* **Exercise prompt**:
Look for "marker" in the listing below. Gather each line that contains it.
══ Data shown
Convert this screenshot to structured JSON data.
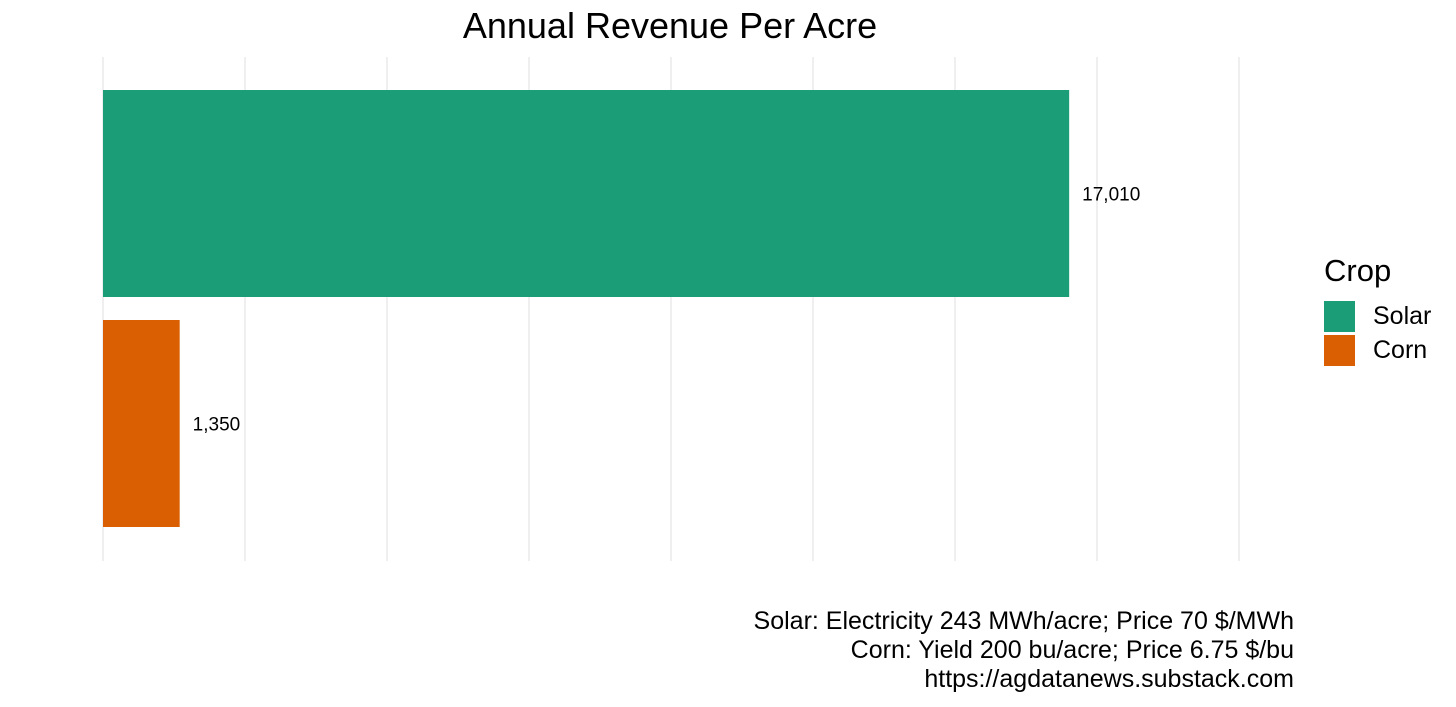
{
  "chart_data": {
    "type": "bar",
    "orientation": "horizontal",
    "title": "Annual Revenue Per Acre",
    "xlabel": "",
    "ylabel": "",
    "categories": [
      "Solar",
      "Corn"
    ],
    "values": [
      17010,
      1350
    ],
    "value_labels": [
      "17,010",
      "1,350"
    ],
    "colors": [
      "#1b9e77",
      "#d95f02"
    ],
    "xlim": [
      0,
      20000
    ],
    "x_gridlines": [
      0,
      2500,
      5000,
      7500,
      10000,
      12500,
      15000,
      17500,
      20000
    ],
    "grid": true,
    "axis_tick_labels_shown": false,
    "legend": {
      "title": "Crop",
      "placement": "right",
      "items": [
        {
          "label": "Solar",
          "color": "#1b9e77"
        },
        {
          "label": "Corn",
          "color": "#d95f02"
        }
      ]
    },
    "caption": [
      "Solar: Electricity 243 MWh/acre; Price 70 $/MWh",
      "Corn: Yield 200 bu/acre; Price 6.75 $/bu",
      "https://agdatanews.substack.com"
    ]
  }
}
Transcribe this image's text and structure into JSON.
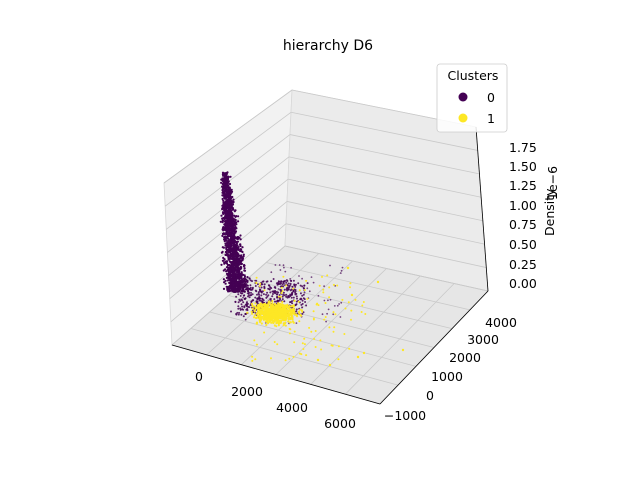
{
  "chart_data": {
    "type": "scatter",
    "title": "hierarchy D6",
    "zlabel": "Density",
    "zlabel_offset": "1e−6",
    "xlabel": "",
    "ylabel": "",
    "x_ticks": [
      "0",
      "2000",
      "4000",
      "6000"
    ],
    "y_ticks": [
      "−1000",
      "0",
      "1000",
      "2000",
      "3000",
      "4000"
    ],
    "z_ticks": [
      "0.00",
      "0.25",
      "0.50",
      "0.75",
      "1.00",
      "1.25",
      "1.50",
      "1.75"
    ],
    "xlim": [
      -1500,
      7000
    ],
    "ylim": [
      -1700,
      4500
    ],
    "zlim": [
      -0.1,
      1.9
    ],
    "projection": "3d",
    "grid": true,
    "legend": {
      "title": "Clusters",
      "placement": "top-right",
      "entries": [
        {
          "label": "0",
          "color": "#440154"
        },
        {
          "label": "1",
          "color": "#fde725"
        }
      ]
    },
    "series": [
      {
        "name": "0",
        "color": "#440154",
        "approx_points": [
          {
            "x": -500,
            "y": 3400,
            "z": 1.78
          },
          {
            "x": -400,
            "y": 3000,
            "z": 1.2
          },
          {
            "x": -200,
            "y": 2200,
            "z": 0.5
          },
          {
            "x": 300,
            "y": 1400,
            "z": 0.12
          },
          {
            "x": 1200,
            "y": 900,
            "z": 0.03
          }
        ]
      },
      {
        "name": "1",
        "color": "#fde725",
        "approx_points": [
          {
            "x": 1000,
            "y": 600,
            "z": 0.02
          },
          {
            "x": 2000,
            "y": 400,
            "z": 0.0
          },
          {
            "x": 3000,
            "y": 300,
            "z": 0.0
          },
          {
            "x": 5500,
            "y": 1500,
            "z": 0.0
          }
        ]
      }
    ]
  }
}
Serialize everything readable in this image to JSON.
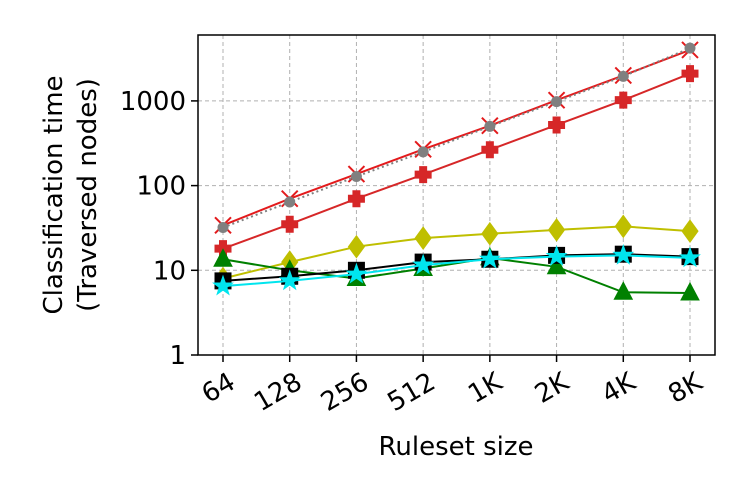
{
  "chart_data": {
    "type": "line",
    "xlabel": "Ruleset size",
    "ylabel": [
      "Classification time",
      "(Traversed nodes)"
    ],
    "categories": [
      "64",
      "128",
      "256",
      "512",
      "1K",
      "2K",
      "4K",
      "8K"
    ],
    "ylog": true,
    "grid": true,
    "ylim": [
      1,
      6000
    ],
    "yticks": [
      1,
      10,
      100,
      1000
    ],
    "series": [
      {
        "color": "#e31a1c",
        "marker": "x",
        "dash": false,
        "values": [
          34,
          70,
          137,
          268,
          510,
          1020,
          2000,
          4000
        ]
      },
      {
        "color": "#808080",
        "marker": "o",
        "dash": true,
        "values": [
          32,
          64,
          128,
          250,
          500,
          980,
          1950,
          4200
        ]
      },
      {
        "color": "#d62728",
        "marker": "P",
        "dash": false,
        "values": [
          18,
          35,
          70,
          135,
          265,
          520,
          1020,
          2100
        ]
      },
      {
        "color": "#bfbf00",
        "marker": "d",
        "dash": false,
        "values": [
          8,
          12.5,
          19,
          24,
          27,
          30,
          33,
          29
        ]
      },
      {
        "color": "#008000",
        "marker": "^",
        "dash": false,
        "values": [
          13.5,
          10,
          8,
          10.5,
          14,
          11,
          5.5,
          5.4
        ]
      },
      {
        "color": "#000000",
        "marker": "s",
        "dash": false,
        "values": [
          7.5,
          8.5,
          10,
          12.5,
          13.5,
          15,
          15.5,
          14.5
        ]
      },
      {
        "color": "#00e5ee",
        "marker": "*",
        "dash": false,
        "values": [
          6.5,
          7.5,
          9,
          11.5,
          13.5,
          14.5,
          15,
          14
        ]
      }
    ]
  }
}
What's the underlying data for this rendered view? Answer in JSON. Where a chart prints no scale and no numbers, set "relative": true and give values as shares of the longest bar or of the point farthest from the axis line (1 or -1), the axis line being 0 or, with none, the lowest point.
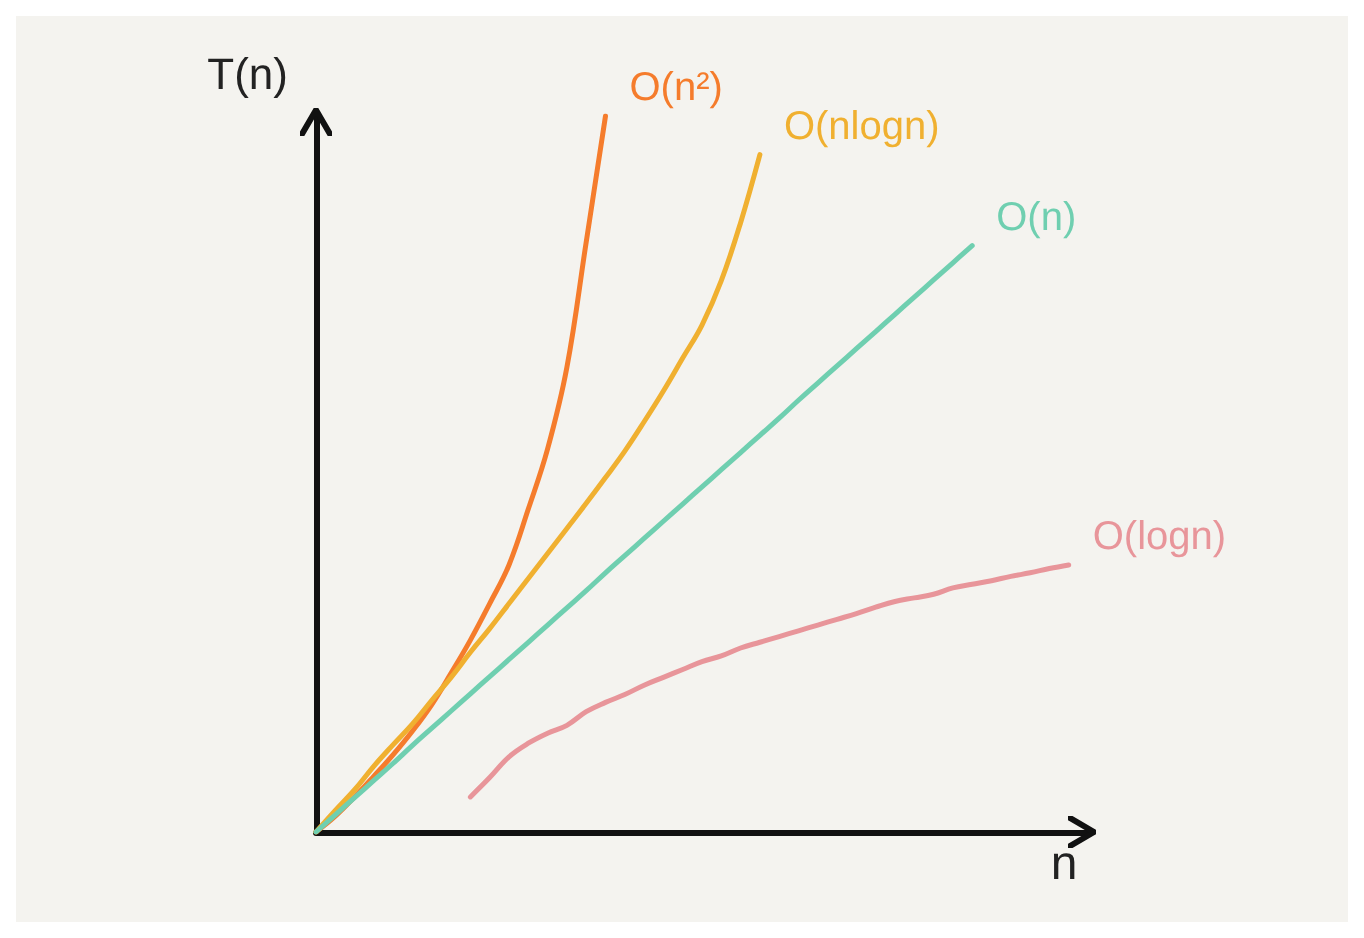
════
* **Exercise answer**:
        "marker": "x",
        "marker": "o",
        "marker": "P",
        "marker": "d",
        "marker": "^",
        "marker": "s",
        "marker": "*",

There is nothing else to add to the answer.